-- start Data to use --

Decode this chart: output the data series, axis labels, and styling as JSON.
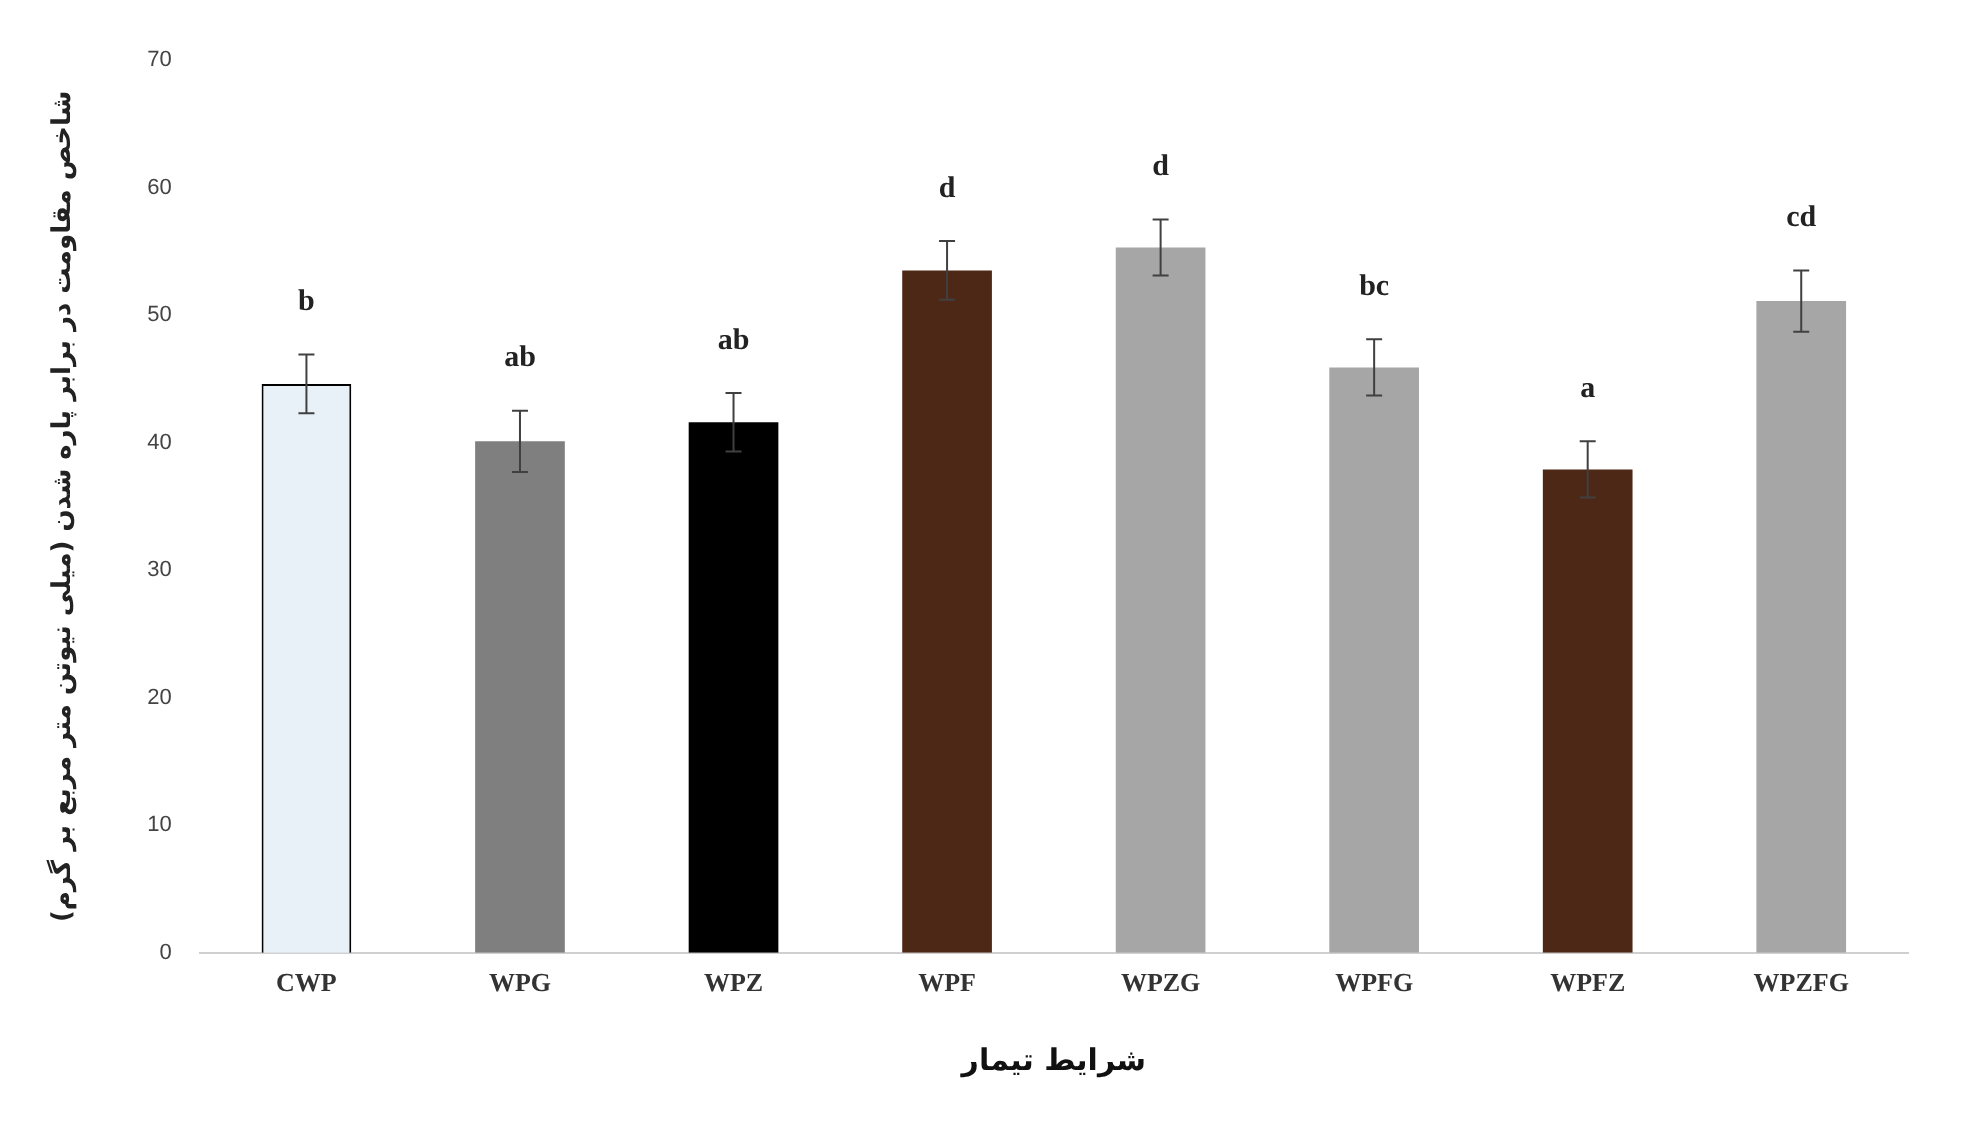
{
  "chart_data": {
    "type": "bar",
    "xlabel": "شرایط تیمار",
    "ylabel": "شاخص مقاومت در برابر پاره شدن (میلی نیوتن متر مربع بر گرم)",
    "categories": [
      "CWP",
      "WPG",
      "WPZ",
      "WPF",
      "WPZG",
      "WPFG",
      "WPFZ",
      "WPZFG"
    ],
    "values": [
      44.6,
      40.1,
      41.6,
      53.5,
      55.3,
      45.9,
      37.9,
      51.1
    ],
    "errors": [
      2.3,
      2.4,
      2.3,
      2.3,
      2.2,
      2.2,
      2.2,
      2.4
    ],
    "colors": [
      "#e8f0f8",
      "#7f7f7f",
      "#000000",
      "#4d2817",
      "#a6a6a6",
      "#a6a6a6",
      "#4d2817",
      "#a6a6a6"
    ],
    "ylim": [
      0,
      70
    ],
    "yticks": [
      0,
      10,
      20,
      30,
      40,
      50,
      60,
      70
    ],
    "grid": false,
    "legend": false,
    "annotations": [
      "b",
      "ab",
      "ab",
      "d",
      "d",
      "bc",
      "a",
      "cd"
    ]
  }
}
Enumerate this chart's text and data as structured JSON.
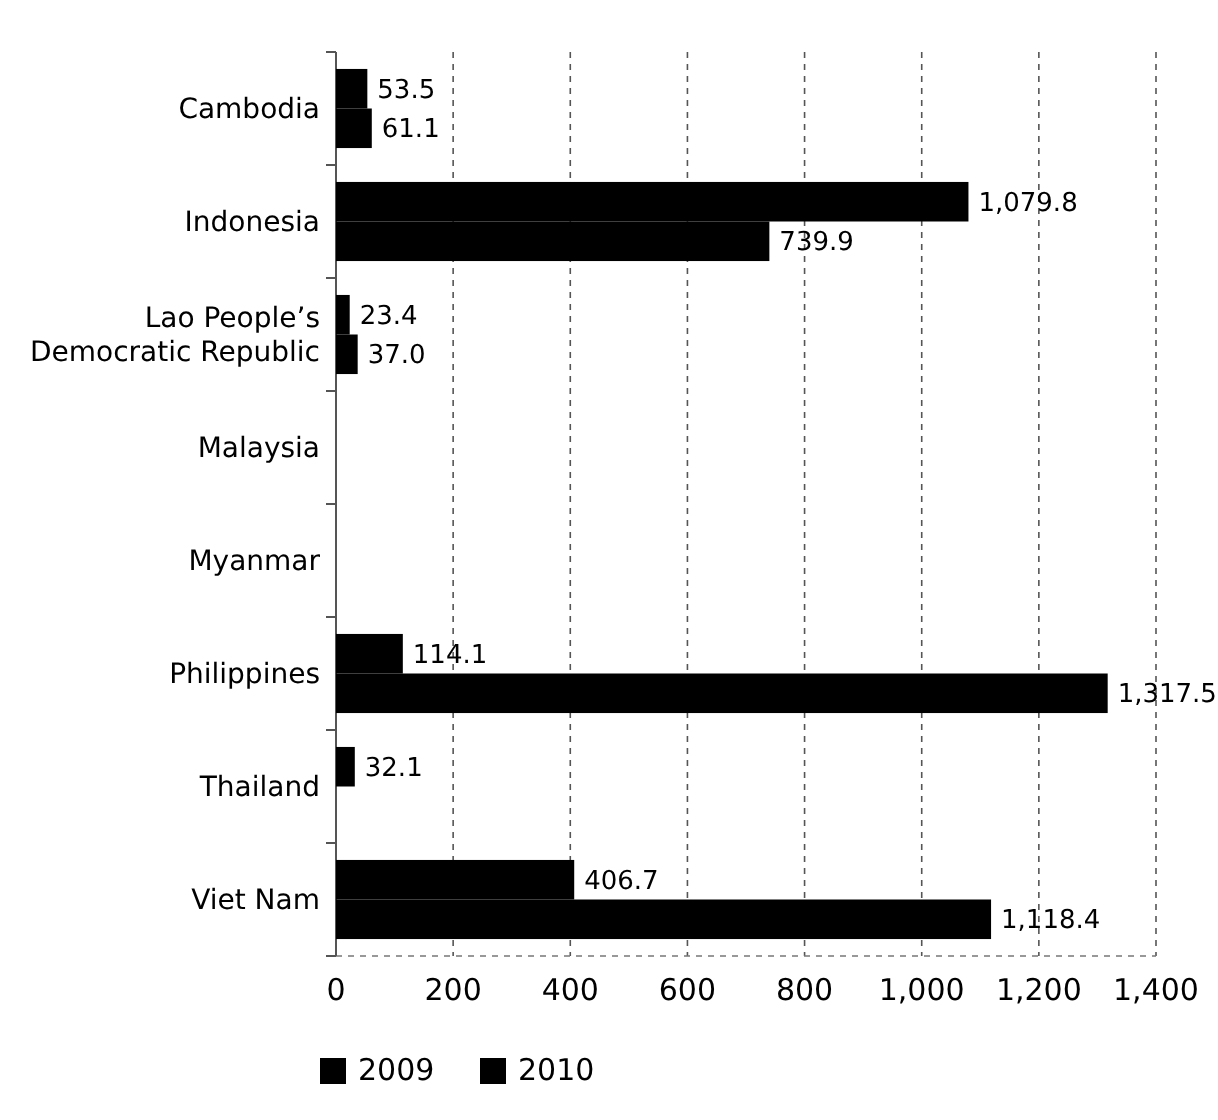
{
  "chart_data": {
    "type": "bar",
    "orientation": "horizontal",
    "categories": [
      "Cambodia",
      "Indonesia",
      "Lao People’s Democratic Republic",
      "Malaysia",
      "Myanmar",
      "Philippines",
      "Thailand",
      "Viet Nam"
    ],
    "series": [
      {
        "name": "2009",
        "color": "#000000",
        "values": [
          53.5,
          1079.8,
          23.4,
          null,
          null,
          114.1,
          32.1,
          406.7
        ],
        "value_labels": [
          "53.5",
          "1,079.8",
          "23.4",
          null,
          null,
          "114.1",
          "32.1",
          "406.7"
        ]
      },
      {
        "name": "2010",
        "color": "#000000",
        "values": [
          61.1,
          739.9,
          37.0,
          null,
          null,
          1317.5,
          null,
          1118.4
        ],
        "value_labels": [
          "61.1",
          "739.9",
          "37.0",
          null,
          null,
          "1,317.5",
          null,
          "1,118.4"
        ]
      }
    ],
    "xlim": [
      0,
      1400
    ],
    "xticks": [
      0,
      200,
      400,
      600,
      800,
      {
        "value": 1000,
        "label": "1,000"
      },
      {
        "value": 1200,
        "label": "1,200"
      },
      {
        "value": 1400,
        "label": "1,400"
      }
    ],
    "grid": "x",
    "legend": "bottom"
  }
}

-- end Data to use --

Transcribe the full listing above exactly, with the images removed.

Finished exercise -
Decode this chart: output the data series, axis labels, and styling as JSON.
{
  "chart_data": {
    "type": "bar",
    "xlabel": "شرایط تیمار",
    "ylabel": "شاخص مقاومت در برابر پاره شدن (میلی نیوتن متر مربع بر گرم)",
    "categories": [
      "CWP",
      "WPG",
      "WPZ",
      "WPF",
      "WPZG",
      "WPFG",
      "WPFZ",
      "WPZFG"
    ],
    "values": [
      44.6,
      40.1,
      41.6,
      53.5,
      55.3,
      45.9,
      37.9,
      51.1
    ],
    "errors": [
      2.3,
      2.4,
      2.3,
      2.3,
      2.2,
      2.2,
      2.2,
      2.4
    ],
    "colors": [
      "#e8f0f8",
      "#7f7f7f",
      "#000000",
      "#4d2817",
      "#a6a6a6",
      "#a6a6a6",
      "#4d2817",
      "#a6a6a6"
    ],
    "ylim": [
      0,
      70
    ],
    "yticks": [
      0,
      10,
      20,
      30,
      40,
      50,
      60,
      70
    ],
    "grid": false,
    "legend": false,
    "annotations": [
      "b",
      "ab",
      "ab",
      "d",
      "d",
      "bc",
      "a",
      "cd"
    ]
  }
}
Enumerate this chart's text and data as structured JSON.
{
  "chart_data": {
    "type": "bar",
    "orientation": "horizontal",
    "categories": [
      "Cambodia",
      "Indonesia",
      "Lao People’s Democratic Republic",
      "Malaysia",
      "Myanmar",
      "Philippines",
      "Thailand",
      "Viet Nam"
    ],
    "series": [
      {
        "name": "2009",
        "color": "#000000",
        "values": [
          53.5,
          1079.8,
          23.4,
          null,
          null,
          114.1,
          32.1,
          406.7
        ],
        "value_labels": [
          "53.5",
          "1,079.8",
          "23.4",
          null,
          null,
          "114.1",
          "32.1",
          "406.7"
        ]
      },
      {
        "name": "2010",
        "color": "#000000",
        "values": [
          61.1,
          739.9,
          37.0,
          null,
          null,
          1317.5,
          null,
          1118.4
        ],
        "value_labels": [
          "61.1",
          "739.9",
          "37.0",
          null,
          null,
          "1,317.5",
          null,
          "1,118.4"
        ]
      }
    ],
    "xlim": [
      0,
      1400
    ],
    "xticks": [
      0,
      200,
      400,
      600,
      800,
      {
        "value": 1000,
        "label": "1,000"
      },
      {
        "value": 1200,
        "label": "1,200"
      },
      {
        "value": 1400,
        "label": "1,400"
      }
    ],
    "grid": "x",
    "legend": "bottom"
  }
}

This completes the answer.